**Aim:** Every line must be returned precisely as it is written.

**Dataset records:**
┄┄┄┄┄┄
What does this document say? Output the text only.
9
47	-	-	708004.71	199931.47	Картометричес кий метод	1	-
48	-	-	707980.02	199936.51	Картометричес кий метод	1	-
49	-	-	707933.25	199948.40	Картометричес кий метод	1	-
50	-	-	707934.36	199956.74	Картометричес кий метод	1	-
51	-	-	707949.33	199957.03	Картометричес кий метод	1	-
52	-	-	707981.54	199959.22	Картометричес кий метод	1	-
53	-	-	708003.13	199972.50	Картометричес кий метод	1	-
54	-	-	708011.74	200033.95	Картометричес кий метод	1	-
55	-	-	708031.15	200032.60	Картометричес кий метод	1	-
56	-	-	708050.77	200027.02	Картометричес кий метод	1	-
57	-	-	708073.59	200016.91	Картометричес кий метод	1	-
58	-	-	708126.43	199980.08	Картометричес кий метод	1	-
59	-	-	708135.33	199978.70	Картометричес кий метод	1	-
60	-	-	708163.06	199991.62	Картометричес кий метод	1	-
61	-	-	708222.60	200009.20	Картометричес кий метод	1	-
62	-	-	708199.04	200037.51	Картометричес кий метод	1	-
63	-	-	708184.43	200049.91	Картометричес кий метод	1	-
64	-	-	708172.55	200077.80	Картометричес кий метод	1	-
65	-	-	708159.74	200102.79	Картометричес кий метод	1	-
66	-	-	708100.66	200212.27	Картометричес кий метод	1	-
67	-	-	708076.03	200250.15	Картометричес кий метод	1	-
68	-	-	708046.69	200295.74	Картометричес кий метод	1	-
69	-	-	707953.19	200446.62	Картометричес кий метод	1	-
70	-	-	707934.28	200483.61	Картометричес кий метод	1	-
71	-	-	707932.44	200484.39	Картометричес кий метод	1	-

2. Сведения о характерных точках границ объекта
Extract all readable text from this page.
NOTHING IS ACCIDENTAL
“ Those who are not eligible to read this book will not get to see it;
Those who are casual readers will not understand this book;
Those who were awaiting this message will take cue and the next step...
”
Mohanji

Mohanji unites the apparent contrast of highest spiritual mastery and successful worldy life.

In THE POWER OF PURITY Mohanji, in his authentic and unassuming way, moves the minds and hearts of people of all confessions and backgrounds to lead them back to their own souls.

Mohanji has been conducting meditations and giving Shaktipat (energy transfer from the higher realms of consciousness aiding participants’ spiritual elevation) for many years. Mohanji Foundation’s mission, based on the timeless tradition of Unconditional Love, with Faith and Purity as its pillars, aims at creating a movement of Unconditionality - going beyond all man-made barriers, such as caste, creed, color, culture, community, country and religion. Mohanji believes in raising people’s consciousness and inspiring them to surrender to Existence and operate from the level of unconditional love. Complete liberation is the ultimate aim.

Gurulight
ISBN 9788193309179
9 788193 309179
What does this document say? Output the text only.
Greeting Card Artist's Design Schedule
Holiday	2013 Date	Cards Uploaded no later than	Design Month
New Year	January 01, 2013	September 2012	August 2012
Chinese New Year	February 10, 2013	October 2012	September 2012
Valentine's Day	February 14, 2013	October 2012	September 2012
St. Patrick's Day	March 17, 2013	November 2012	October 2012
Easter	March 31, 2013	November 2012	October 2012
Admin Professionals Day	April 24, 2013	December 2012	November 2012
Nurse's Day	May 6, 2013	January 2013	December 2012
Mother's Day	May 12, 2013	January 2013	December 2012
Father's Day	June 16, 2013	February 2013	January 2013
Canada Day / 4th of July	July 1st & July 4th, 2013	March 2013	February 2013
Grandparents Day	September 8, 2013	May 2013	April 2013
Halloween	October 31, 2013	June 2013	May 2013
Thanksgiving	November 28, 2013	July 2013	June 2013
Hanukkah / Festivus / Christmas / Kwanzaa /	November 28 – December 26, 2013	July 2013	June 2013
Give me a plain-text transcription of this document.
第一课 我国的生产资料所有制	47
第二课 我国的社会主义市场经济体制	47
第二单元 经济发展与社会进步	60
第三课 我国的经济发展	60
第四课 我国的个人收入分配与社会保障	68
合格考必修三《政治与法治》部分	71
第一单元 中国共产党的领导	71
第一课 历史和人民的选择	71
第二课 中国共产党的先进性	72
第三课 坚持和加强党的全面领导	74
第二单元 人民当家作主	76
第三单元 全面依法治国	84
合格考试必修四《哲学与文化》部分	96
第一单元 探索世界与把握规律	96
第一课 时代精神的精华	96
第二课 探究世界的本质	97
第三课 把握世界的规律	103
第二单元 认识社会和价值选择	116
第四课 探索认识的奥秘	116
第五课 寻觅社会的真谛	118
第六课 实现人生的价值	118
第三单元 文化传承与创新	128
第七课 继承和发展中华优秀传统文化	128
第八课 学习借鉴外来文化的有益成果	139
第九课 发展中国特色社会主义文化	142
┄┄┄┄┄┄
**Final result:**
What does this document say? Output the text only.
9
47	-	-	708004.71	199931.47	Картометричес кий метод	1	-
48	-	-	707980.02	199936.51	Картометричес кий метод	1	-
49	-	-	707933.25	199948.40	Картометричес кий метод	1	-
50	-	-	707934.36	199956.74	Картометричес кий метод	1	-
51	-	-	707949.33	199957.03	Картометричес кий метод	1	-
52	-	-	707981.54	199959.22	Картометричес кий метод	1	-
53	-	-	708003.13	199972.50	Картометричес кий метод	1	-
54	-	-	708011.74	200033.95	Картометричес кий метод	1	-
55	-	-	708031.15	200032.60	Картометричес кий метод	1	-
56	-	-	708050.77	200027.02	Картометричес кий метод	1	-
57	-	-	708073.59	200016.91	Картометричес кий метод	1	-
58	-	-	708126.43	199980.08	Картометричес кий метод	1	-
59	-	-	708135.33	199978.70	Картометричес кий метод	1	-
60	-	-	708163.06	199991.62	Картометричес кий метод	1	-
61	-	-	708222.60	200009.20	Картометричес кий метод	1	-
62	-	-	708199.04	200037.51	Картометричес кий метод	1	-
63	-	-	708184.43	200049.91	Картометричес кий метод	1	-
64	-	-	708172.55	200077.80	Картометричес кий метод	1	-
65	-	-	708159.74	200102.79	Картометричес кий метод	1	-
66	-	-	708100.66	200212.27	Картометричес кий метод	1	-
67	-	-	708076.03	200250.15	Картометричес кий метод	1	-
68	-	-	708046.69	200295.74	Картометричес кий метод	1	-
69	-	-	707953.19	200446.62	Картометричес кий метод	1	-
70	-	-	707934.28	200483.61	Картометричес кий метод	1	-
71	-	-	707932.44	200484.39	Картометричес кий метод	1	-

2. Сведения о характерных точках границ объекта
Extract all readable text from this page.
NOTHING IS ACCIDENTAL
“ Those who are not eligible to read this book will not get to see it;
Those who are casual readers will not understand this book;
Those who were awaiting this message will take cue and the next step...
”
Mohanji

Mohanji unites the apparent contrast of highest spiritual mastery and successful worldy life.

In THE POWER OF PURITY Mohanji, in his authentic and unassuming way, moves the minds and hearts of people of all confessions and backgrounds to lead them back to their own souls.

Mohanji has been conducting meditations and giving Shaktipat (energy transfer from the higher realms of consciousness aiding participants’ spiritual elevation) for many years. Mohanji Foundation’s mission, based on the timeless tradition of Unconditional Love, with Faith and Purity as its pillars, aims at creating a movement of Unconditionality - going beyond all man-made barriers, such as caste, creed, color, culture, community, country and religion. Mohanji believes in raising people’s consciousness and inspiring them to surrender to Existence and operate from the level of unconditional love. Complete liberation is the ultimate aim.

Gurulight
ISBN 9788193309179
9 788193 309179
What does this document say? Output the text only.
Greeting Card Artist's Design Schedule
Holiday	2013 Date	Cards Uploaded no later than	Design Month
New Year	January 01, 2013	September 2012	August 2012
Chinese New Year	February 10, 2013	October 2012	September 2012
Valentine's Day	February 14, 2013	October 2012	September 2012
St. Patrick's Day	March 17, 2013	November 2012	October 2012
Easter	March 31, 2013	November 2012	October 2012
Admin Professionals Day	April 24, 2013	December 2012	November 2012
Nurse's Day	May 6, 2013	January 2013	December 2012
Mother's Day	May 12, 2013	January 2013	December 2012
Father's Day	June 16, 2013	February 2013	January 2013
Canada Day / 4th of July	July 1st & July 4th, 2013	March 2013	February 2013
Grandparents Day	September 8, 2013	May 2013	April 2013
Halloween	October 31, 2013	June 2013	May 2013
Thanksgiving	November 28, 2013	July 2013	June 2013
Hanukkah / Festivus / Christmas / Kwanzaa /	November 28 – December 26, 2013	July 2013	June 2013
Give me a plain-text transcription of this document.
第一课 我国的生产资料所有制	47
第二课 我国的社会主义市场经济体制	47
第二单元 经济发展与社会进步	60
第三课 我国的经济发展	60
第四课 我国的个人收入分配与社会保障	68
合格考必修三《政治与法治》部分	71
第一单元 中国共产党的领导	71
第一课 历史和人民的选择	71
第二课 中国共产党的先进性	72
第三课 坚持和加强党的全面领导	74
第二单元 人民当家作主	76
第三单元 全面依法治国	84
合格考试必修四《哲学与文化》部分	96
第一单元 探索世界与把握规律	96
第一课 时代精神的精华	96
第二课 探究世界的本质	97
第三课 把握世界的规律	103
第二单元 认识社会和价值选择	116
第四课 探索认识的奥秘	116
第五课 寻觅社会的真谛	118
第六课 实现人生的价值	118
第三单元 文化传承与创新	128
第七课 继承和发展中华优秀传统文化	128
第八课 学习借鉴外来文化的有益成果	139
第九课 发展中国特色社会主义文化	142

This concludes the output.